Stated problem:
Restate the data word for word and leave the images out.

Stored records
============================================================
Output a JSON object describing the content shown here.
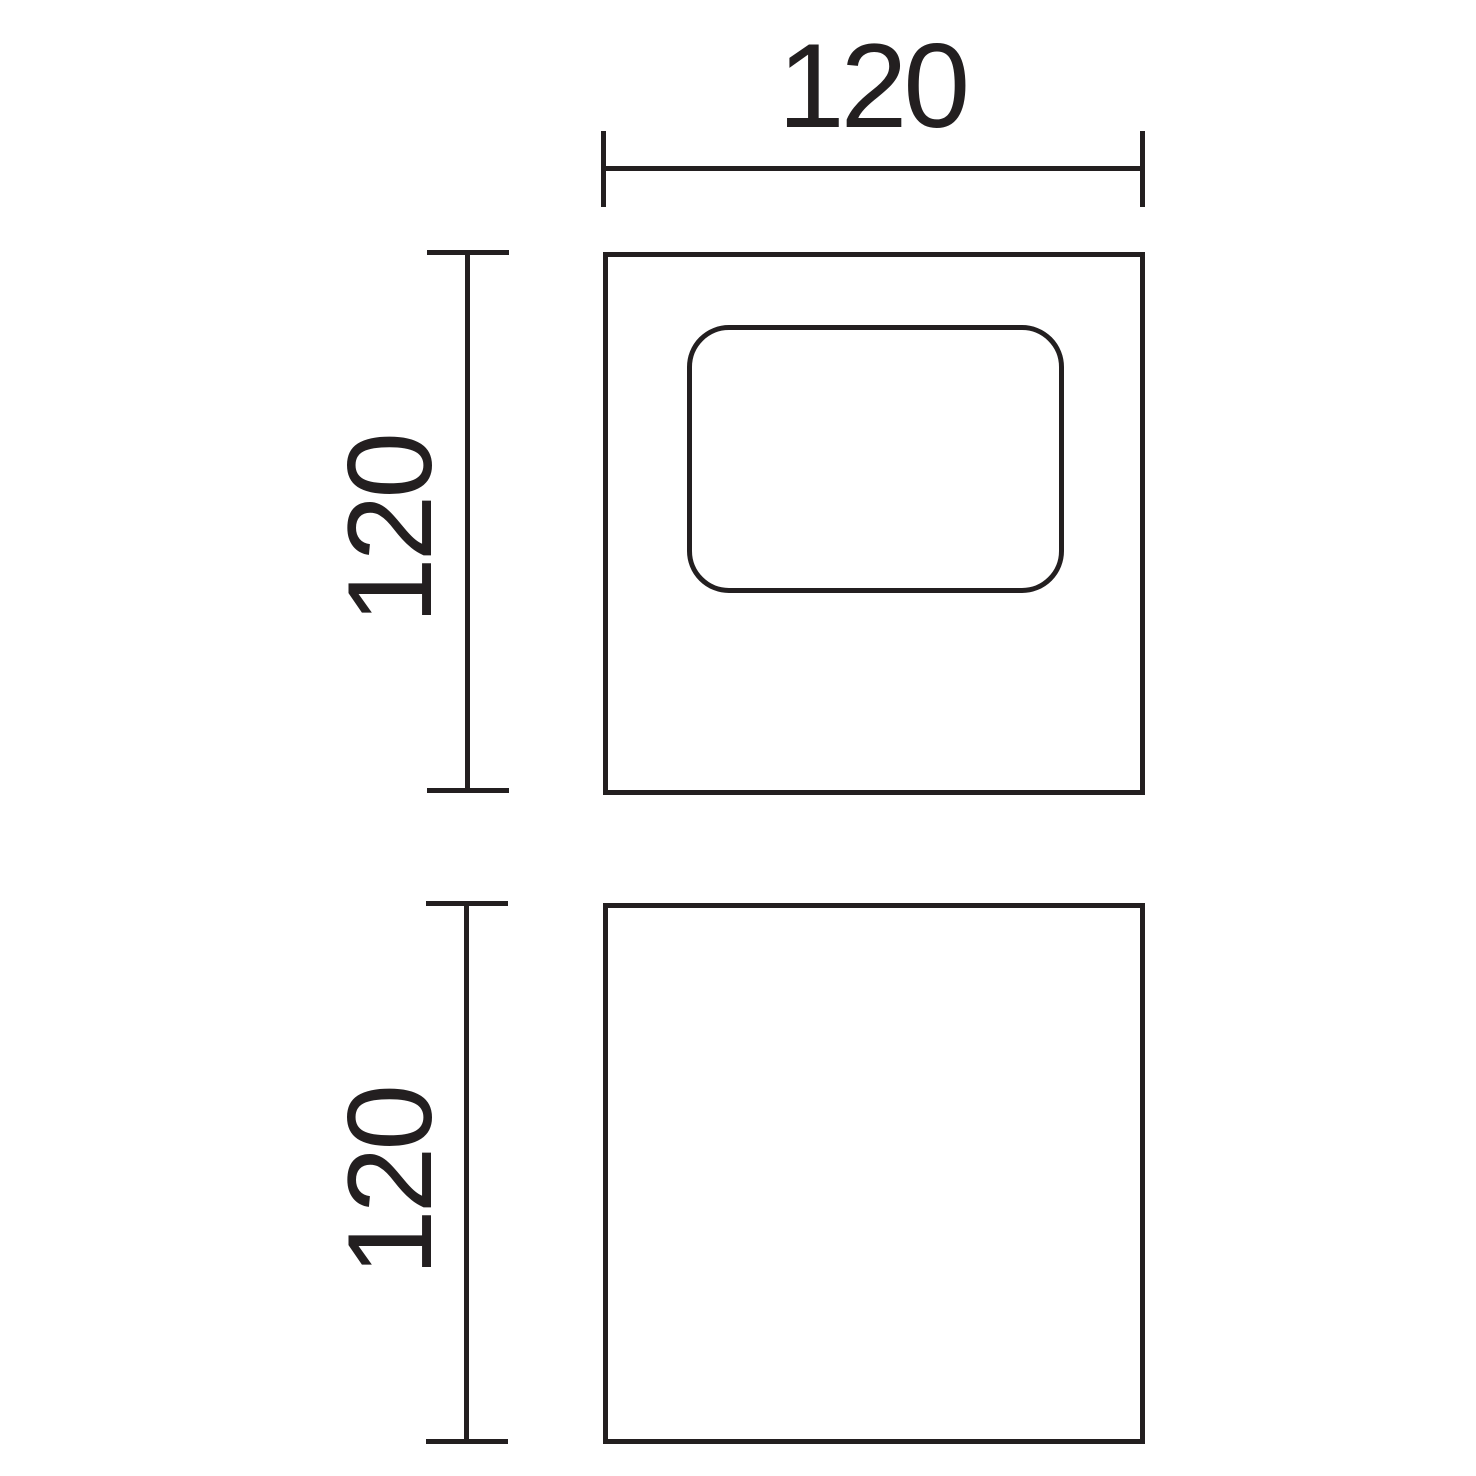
{
  "drawing": {
    "type": "technical-dimension-drawing",
    "views": {
      "front": {
        "name": "front view with window cutout",
        "shape": "square",
        "window_shape": "rounded rectangle"
      },
      "side": {
        "name": "side view",
        "shape": "square"
      }
    },
    "dimensions": {
      "top_width": {
        "value": "120"
      },
      "front_height": {
        "value": "120"
      },
      "side_height": {
        "value": "120"
      }
    }
  },
  "colors": {
    "ink": "#231f20",
    "background": "#ffffff"
  }
}
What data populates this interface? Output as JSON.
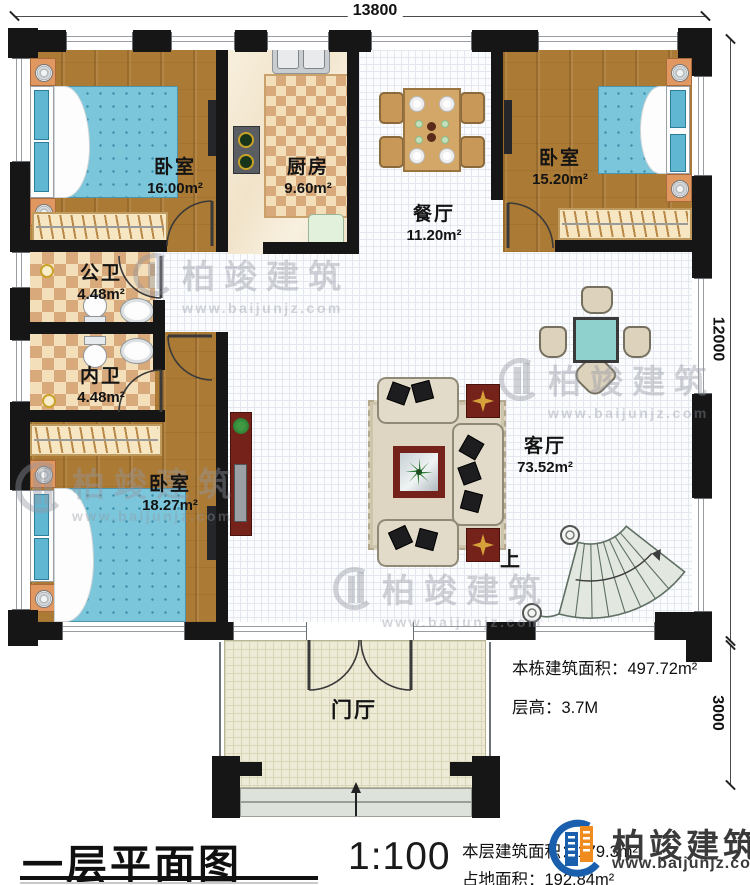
{
  "plan": {
    "title": "一层平面图",
    "scale": "1:100",
    "floor_area_label": "本层建筑面积：",
    "floor_area_value": "179.3m²",
    "footprint_label": "占地面积：",
    "footprint_value": "192.84m²",
    "total_area_label": "本栋建筑面积：",
    "total_area_value": "497.72m²",
    "floor_height_label": "层高：",
    "floor_height_value": "3.7M"
  },
  "dimensions": {
    "top": "13800",
    "right_upper": "12000",
    "right_lower": "3000"
  },
  "rooms": [
    {
      "key": "bedroom-1",
      "name": "卧室",
      "area": "16.00m²"
    },
    {
      "key": "kitchen",
      "name": "厨房",
      "area": "9.60m²"
    },
    {
      "key": "dining",
      "name": "餐厅",
      "area": "11.20m²"
    },
    {
      "key": "bedroom-2",
      "name": "卧室",
      "area": "15.20m²"
    },
    {
      "key": "public-bath",
      "name": "公卫",
      "area": "4.48m²"
    },
    {
      "key": "private-bath",
      "name": "内卫",
      "area": "4.48m²"
    },
    {
      "key": "bedroom-3",
      "name": "卧室",
      "area": "18.27m²"
    },
    {
      "key": "living",
      "name": "客厅",
      "area": "73.52m²"
    },
    {
      "key": "foyer",
      "name": "门厅",
      "area": ""
    }
  ],
  "stairs": {
    "direction_label": "上"
  },
  "brand": {
    "name": "柏竣建筑",
    "website": "www.baijunjz.com"
  },
  "watermark": {
    "text": "柏竣建筑",
    "website": "www.baijunjz.com"
  },
  "colors": {
    "wall": "#161616",
    "wood": "#ab7a35",
    "mattress_blue": "#7cc6db",
    "accent_blue": "#1a5fae",
    "accent_orange": "#f08c1e",
    "table_teal": "#8fd2cd",
    "cabinet_red": "#74221a"
  }
}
============================================================
The response:
Output a JSON object describing the content shown here.
{
  "drawing": {
    "type": "technical-dimension-drawing",
    "views": {
      "front": {
        "name": "front view with window cutout",
        "shape": "square",
        "window_shape": "rounded rectangle"
      },
      "side": {
        "name": "side view",
        "shape": "square"
      }
    },
    "dimensions": {
      "top_width": {
        "value": "120"
      },
      "front_height": {
        "value": "120"
      },
      "side_height": {
        "value": "120"
      }
    }
  },
  "colors": {
    "ink": "#231f20",
    "background": "#ffffff"
  }
}
What data populates this interface? Output as JSON.
{
  "plan": {
    "title": "一层平面图",
    "scale": "1:100",
    "floor_area_label": "本层建筑面积：",
    "floor_area_value": "179.3m²",
    "footprint_label": "占地面积：",
    "footprint_value": "192.84m²",
    "total_area_label": "本栋建筑面积：",
    "total_area_value": "497.72m²",
    "floor_height_label": "层高：",
    "floor_height_value": "3.7M"
  },
  "dimensions": {
    "top": "13800",
    "right_upper": "12000",
    "right_lower": "3000"
  },
  "rooms": [
    {
      "key": "bedroom-1",
      "name": "卧室",
      "area": "16.00m²"
    },
    {
      "key": "kitchen",
      "name": "厨房",
      "area": "9.60m²"
    },
    {
      "key": "dining",
      "name": "餐厅",
      "area": "11.20m²"
    },
    {
      "key": "bedroom-2",
      "name": "卧室",
      "area": "15.20m²"
    },
    {
      "key": "public-bath",
      "name": "公卫",
      "area": "4.48m²"
    },
    {
      "key": "private-bath",
      "name": "内卫",
      "area": "4.48m²"
    },
    {
      "key": "bedroom-3",
      "name": "卧室",
      "area": "18.27m²"
    },
    {
      "key": "living",
      "name": "客厅",
      "area": "73.52m²"
    },
    {
      "key": "foyer",
      "name": "门厅",
      "area": ""
    }
  ],
  "stairs": {
    "direction_label": "上"
  },
  "brand": {
    "name": "柏竣建筑",
    "website": "www.baijunjz.com"
  },
  "watermark": {
    "text": "柏竣建筑",
    "website": "www.baijunjz.com"
  },
  "colors": {
    "wall": "#161616",
    "wood": "#ab7a35",
    "mattress_blue": "#7cc6db",
    "accent_blue": "#1a5fae",
    "accent_orange": "#f08c1e",
    "table_teal": "#8fd2cd",
    "cabinet_red": "#74221a"
  }
}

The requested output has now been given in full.